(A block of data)
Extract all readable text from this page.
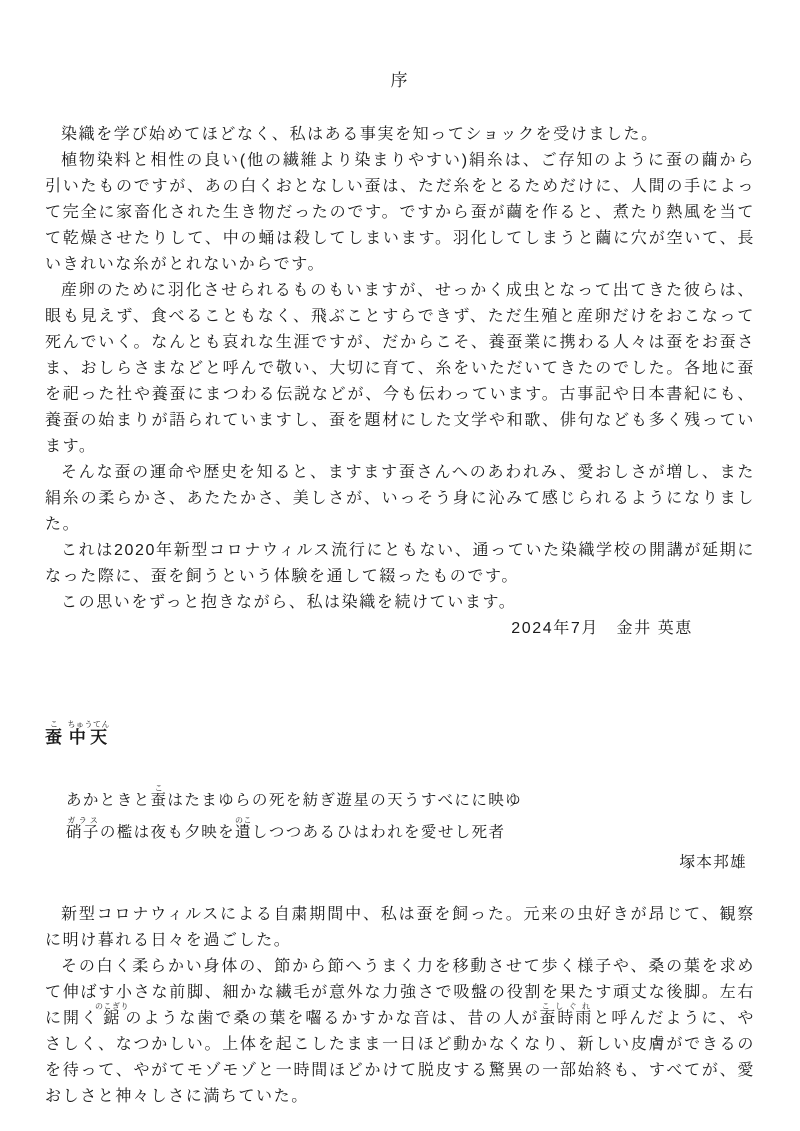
序

染織を学び始めてほどなく、私はある事実を知ってショックを受けました。

植物染料と相性の良い(他の繊維より染まりやすい)絹糸は、ご存知のように蚕の繭から引いたものですが、あの白くおとなしい蚕は、ただ糸をとるためだけに、人間の手によって完全に家畜化された生き物だったのです。ですから蚕が繭を作ると、煮たり熱風を当てて乾燥させたりして、中の蛹は殺してしまいます。羽化してしまうと繭に穴が空いて、長いきれいな糸がとれないからです。

産卵のために羽化させられるものもいますが、せっかく成虫となって出てきた彼らは、眼も見えず、食べることもなく、飛ぶことすらできず、ただ生殖と産卵だけをおこなって死んでいく。なんとも哀れな生涯ですが、だからこそ、養蚕業に携わる人々は蚕をお蚕さま、おしらさまなどと呼んで敬い、大切に育て、糸をいただいてきたのでした。各地に蚕を祀った社や養蚕にまつわる伝説などが、今も伝わっています。古事記や日本書紀にも、養蚕の始まりが語られていますし、蚕を題材にした文学や和歌、俳句なども多く残っています。

そんな蚕の運命や歴史を知ると、ますます蚕さんへのあわれみ、愛おしさが増し、また絹糸の柔らかさ、あたたかさ、美しさが、いっそう身に沁みて感じられるようになりました。

これは2020年新型コロナウィルス流行にともない、通っていた染織学校の開講が延期になった際に、蚕を飼うという体験を通して綴ったものです。

この思いをずっと抱きながら、私は染織を続けています。

2024年7月　金井 英恵

蚕こ中天ちゅうてん

あかときと蚕こはたまゆらの死を紡ぎ遊星の天うすべにに映ゆ

硝子ガラスの檻は夜も夕映を遺のこしつつあるひはわれを愛せし死者

塚本邦雄

新型コロナウィルスによる自粛期間中、私は蚕を飼った。元来の虫好きが昂じて、観察に明け暮れる日々を過ごした。

その白く柔らかい身体の、節から節へうまく力を移動させて歩く様子や、桑の葉を求めて伸ばす小さな前脚、細かな繊毛が意外な力強さで吸盤の役割を果たす頑丈な後脚。左右に開く鋸のこぎりのような歯で桑の葉を囓るかすかな音は、昔の人が蚕時雨こしぐれと呼んだように、やさしく、なつかしい。上体を起こしたまま一日ほど動かなくなり、新しい皮膚ができるのを待って、やがてモゾモゾと一時間ほどかけて脱皮する驚異の一部始終も、すべてが、愛おしさと神々しさに満ちていた。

* [OBJECTIVE] Omit the pictures and output all of the other material exactly.

* [SOLUTION TO THIS TASK]
Extract all readable text from this page.
序

染織を学び始めてほどなく、私はある事実を知ってショックを受けました。

植物染料と相性の良い(他の繊維より染まりやすい)絹糸は、ご存知のように蚕の繭から引いたものですが、あの白くおとなしい蚕は、ただ糸をとるためだけに、人間の手によって完全に家畜化された生き物だったのです。ですから蚕が繭を作ると、煮たり熱風を当てて乾燥させたりして、中の蛹は殺してしまいます。羽化してしまうと繭に穴が空いて、長いきれいな糸がとれないからです。

産卵のために羽化させられるものもいますが、せっかく成虫となって出てきた彼らは、眼も見えず、食べることもなく、飛ぶことすらできず、ただ生殖と産卵だけをおこなって死んでいく。なんとも哀れな生涯ですが、だからこそ、養蚕業に携わる人々は蚕をお蚕さま、おしらさまなどと呼んで敬い、大切に育て、糸をいただいてきたのでした。各地に蚕を祀った社や養蚕にまつわる伝説などが、今も伝わっています。古事記や日本書紀にも、養蚕の始まりが語られていますし、蚕を題材にした文学や和歌、俳句なども多く残っています。

そんな蚕の運命や歴史を知ると、ますます蚕さんへのあわれみ、愛おしさが増し、また絹糸の柔らかさ、あたたかさ、美しさが、いっそう身に沁みて感じられるようになりました。

これは2020年新型コロナウィルス流行にともない、通っていた染織学校の開講が延期になった際に、蚕を飼うという体験を通して綴ったものです。

この思いをずっと抱きながら、私は染織を続けています。

2024年7月　金井 英恵

蚕こ中天ちゅうてん

あかときと蚕こはたまゆらの死を紡ぎ遊星の天うすべにに映ゆ

硝子ガラスの檻は夜も夕映を遺のこしつつあるひはわれを愛せし死者

塚本邦雄

新型コロナウィルスによる自粛期間中、私は蚕を飼った。元来の虫好きが昂じて、観察に明け暮れる日々を過ごした。

その白く柔らかい身体の、節から節へうまく力を移動させて歩く様子や、桑の葉を求めて伸ばす小さな前脚、細かな繊毛が意外な力強さで吸盤の役割を果たす頑丈な後脚。左右に開く鋸のこぎりのような歯で桑の葉を囓るかすかな音は、昔の人が蚕時雨こしぐれと呼んだように、やさしく、なつかしい。上体を起こしたまま一日ほど動かなくなり、新しい皮膚ができるのを待って、やがてモゾモゾと一時間ほどかけて脱皮する驚異の一部始終も、すべてが、愛おしさと神々しさに満ちていた。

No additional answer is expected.